━━ Supplied records ━━

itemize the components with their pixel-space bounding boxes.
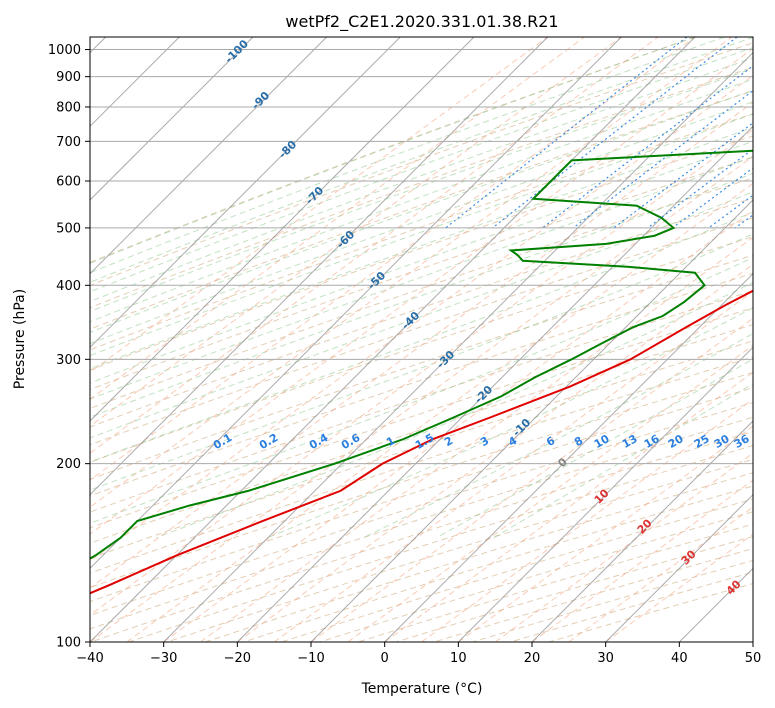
isotherm-line — [310, 199, 753, 642]
y-axis-title: Pressure (hPa) — [12, 289, 28, 389]
dry-adiabat-line — [90, 340, 753, 559]
y-tick-label: 400 — [56, 279, 81, 294]
dry-adiabat-line — [166, 458, 753, 642]
dry-adiabat-line — [243, 485, 753, 642]
x-tick-label: −40 — [76, 651, 103, 666]
isotherm-line — [90, 37, 549, 496]
mixing-ratio-line — [492, 37, 738, 229]
x-tick-label: 30 — [597, 651, 614, 666]
reference-dashed-line — [458, 425, 753, 642]
reference-dashed-line — [90, 155, 753, 642]
x-tick-label: 40 — [671, 651, 688, 666]
x-tick-label: −30 — [150, 651, 177, 666]
isotherm-line — [163, 51, 753, 642]
y-tick-label: 600 — [56, 174, 81, 189]
temperature-profile — [90, 289, 753, 595]
dry-adiabat-line — [90, 272, 753, 497]
mixing-ratio-line — [647, 148, 753, 229]
x-tick-label: −10 — [297, 651, 324, 666]
y-tick-label: 100 — [56, 636, 81, 651]
isotherm-line — [90, 37, 401, 349]
reference-dashed-line — [605, 533, 753, 642]
dry-adiabat-line — [90, 37, 696, 263]
x-tick-label: 10 — [450, 651, 467, 666]
x-axis-title: Temperature (°C) — [361, 681, 483, 697]
reference-dashed-line — [90, 47, 753, 535]
reference-dashed-line — [163, 209, 753, 642]
y-tick-label: 300 — [56, 353, 81, 368]
isotherm-line — [90, 37, 696, 642]
dry-adiabat-line — [319, 511, 753, 642]
dry-adiabat-line — [90, 290, 753, 513]
reference-dashed-line — [90, 101, 753, 589]
dry-adiabat-line — [90, 90, 753, 330]
dry-adiabat-line — [90, 254, 753, 480]
dry-adiabat-line — [90, 356, 753, 574]
dry-adiabat-line — [90, 66, 753, 309]
y-tick-label: 500 — [56, 221, 81, 236]
y-tick-label: 800 — [56, 100, 81, 115]
reference-dashed-line — [90, 37, 622, 427]
mixing-ratio-line — [708, 194, 753, 229]
y-tick-label: 200 — [56, 457, 81, 472]
dry-adiabat-line — [90, 371, 753, 589]
reference-dashed-line — [90, 37, 696, 481]
mixing-ratio-line — [445, 37, 688, 229]
dry-adiabat-line — [90, 324, 753, 544]
isotherm-line — [384, 272, 753, 642]
reference-dashed-line — [384, 371, 753, 642]
isotherm-line — [90, 37, 475, 422]
isotherm-line — [457, 346, 753, 642]
isotherm-line — [531, 420, 753, 642]
reference-dashed-line — [90, 37, 548, 373]
x-tick-label: 20 — [524, 651, 541, 666]
axes: −40 −30 −20 −10 0 10 20 30 40 50 100 200 300 400 500 60… — [48, 43, 761, 666]
reference-dashed-line — [237, 263, 753, 642]
y-tick-label: 700 — [56, 135, 81, 150]
x-tick-label: 0 — [381, 651, 389, 666]
reference-dashed-line — [310, 317, 753, 642]
isotherm-line — [90, 37, 254, 201]
isotherm-line — [605, 493, 753, 642]
x-tick-label: −20 — [224, 651, 251, 666]
dewpoint-profile — [90, 149, 753, 560]
plot-frame — [89, 36, 754, 643]
y-tick-label: 900 — [56, 70, 81, 85]
isotherm-line — [236, 125, 753, 642]
isotherm-line — [90, 37, 328, 275]
chart-title: wetPf2_C2E1.2020.331.01.38.R21 — [285, 12, 558, 32]
y-tick-label: 1000 — [48, 43, 81, 58]
plot-area — [90, 37, 753, 642]
reference-dashed-line — [531, 479, 753, 642]
mixing-ratio-line — [542, 65, 753, 229]
dry-adiabat-line — [90, 113, 753, 351]
dry-adiabat-line — [128, 445, 753, 642]
dry-adiabat-line — [281, 498, 753, 642]
x-tick-label: 50 — [745, 651, 762, 666]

━━━

> [Task details]:
Print every entry above line for line without any change, omitting the pictures.

> [The solution]:
itemize the components with their pixel-space bounding boxes.
isotherm-line — [310, 199, 753, 642]
y-axis-title: Pressure (hPa) — [12, 289, 28, 389]
dry-adiabat-line — [90, 340, 753, 559]
y-tick-label: 400 — [56, 279, 81, 294]
dry-adiabat-line — [166, 458, 753, 642]
dry-adiabat-line — [243, 485, 753, 642]
x-tick-label: −40 — [76, 651, 103, 666]
isotherm-line — [90, 37, 549, 496]
mixing-ratio-line — [492, 37, 738, 229]
x-tick-label: 30 — [597, 651, 614, 666]
reference-dashed-line — [458, 425, 753, 642]
reference-dashed-line — [90, 155, 753, 642]
x-tick-label: 40 — [671, 651, 688, 666]
x-tick-label: −30 — [150, 651, 177, 666]
isotherm-line — [163, 51, 753, 642]
y-tick-label: 600 — [56, 174, 81, 189]
temperature-profile — [90, 289, 753, 595]
dry-adiabat-line — [90, 272, 753, 497]
mixing-ratio-line — [647, 148, 753, 229]
x-tick-label: −10 — [297, 651, 324, 666]
y-tick-label: 100 — [56, 636, 81, 651]
isotherm-line — [90, 37, 401, 349]
reference-dashed-line — [605, 533, 753, 642]
dry-adiabat-line — [90, 37, 696, 263]
x-tick-label: 10 — [450, 651, 467, 666]
x-axis-title: Temperature (°C) — [361, 681, 483, 697]
reference-dashed-line — [90, 47, 753, 535]
reference-dashed-line — [163, 209, 753, 642]
y-tick-label: 300 — [56, 353, 81, 368]
isotherm-line — [90, 37, 696, 642]
dry-adiabat-line — [319, 511, 753, 642]
dry-adiabat-line — [90, 290, 753, 513]
reference-dashed-line — [90, 101, 753, 589]
dry-adiabat-line — [90, 90, 753, 330]
dry-adiabat-line — [90, 254, 753, 480]
dry-adiabat-line — [90, 356, 753, 574]
dry-adiabat-line — [90, 66, 753, 309]
y-tick-label: 500 — [56, 221, 81, 236]
y-tick-label: 800 — [56, 100, 81, 115]
reference-dashed-line — [90, 37, 622, 427]
mixing-ratio-line — [708, 194, 753, 229]
y-tick-label: 200 — [56, 457, 81, 472]
dry-adiabat-line — [90, 371, 753, 589]
reference-dashed-line — [90, 37, 696, 481]
mixing-ratio-line — [445, 37, 688, 229]
dry-adiabat-line — [90, 324, 753, 544]
isotherm-line — [384, 272, 753, 642]
reference-dashed-line — [384, 371, 753, 642]
isotherm-line — [90, 37, 475, 422]
isotherm-line — [457, 346, 753, 642]
isotherm-line — [531, 420, 753, 642]
reference-dashed-line — [90, 37, 548, 373]
x-tick-label: 20 — [524, 651, 541, 666]
axes: −40 −30 −20 −10 0 10 20 30 40 50 100 200 300 400 500 60… — [48, 43, 761, 666]
reference-dashed-line — [237, 263, 753, 642]
y-tick-label: 700 — [56, 135, 81, 150]
x-tick-label: 0 — [381, 651, 389, 666]
reference-dashed-line — [310, 317, 753, 642]
isotherm-line — [90, 37, 254, 201]
isotherm-line — [605, 493, 753, 642]
x-tick-label: −20 — [224, 651, 251, 666]
dewpoint-profile — [90, 149, 753, 560]
plot-frame — [89, 36, 754, 643]
y-tick-label: 900 — [56, 70, 81, 85]
isotherm-line — [236, 125, 753, 642]
isotherm-line — [90, 37, 328, 275]
chart-title: wetPf2_C2E1.2020.331.01.38.R21 — [285, 12, 558, 32]
y-tick-label: 1000 — [48, 43, 81, 58]
plot-area — [90, 37, 753, 642]
reference-dashed-line — [531, 479, 753, 642]
mixing-ratio-line — [542, 65, 753, 229]
dry-adiabat-line — [90, 113, 753, 351]
dry-adiabat-line — [128, 445, 753, 642]
dry-adiabat-line — [281, 498, 753, 642]
x-tick-label: 50 — [745, 651, 762, 666]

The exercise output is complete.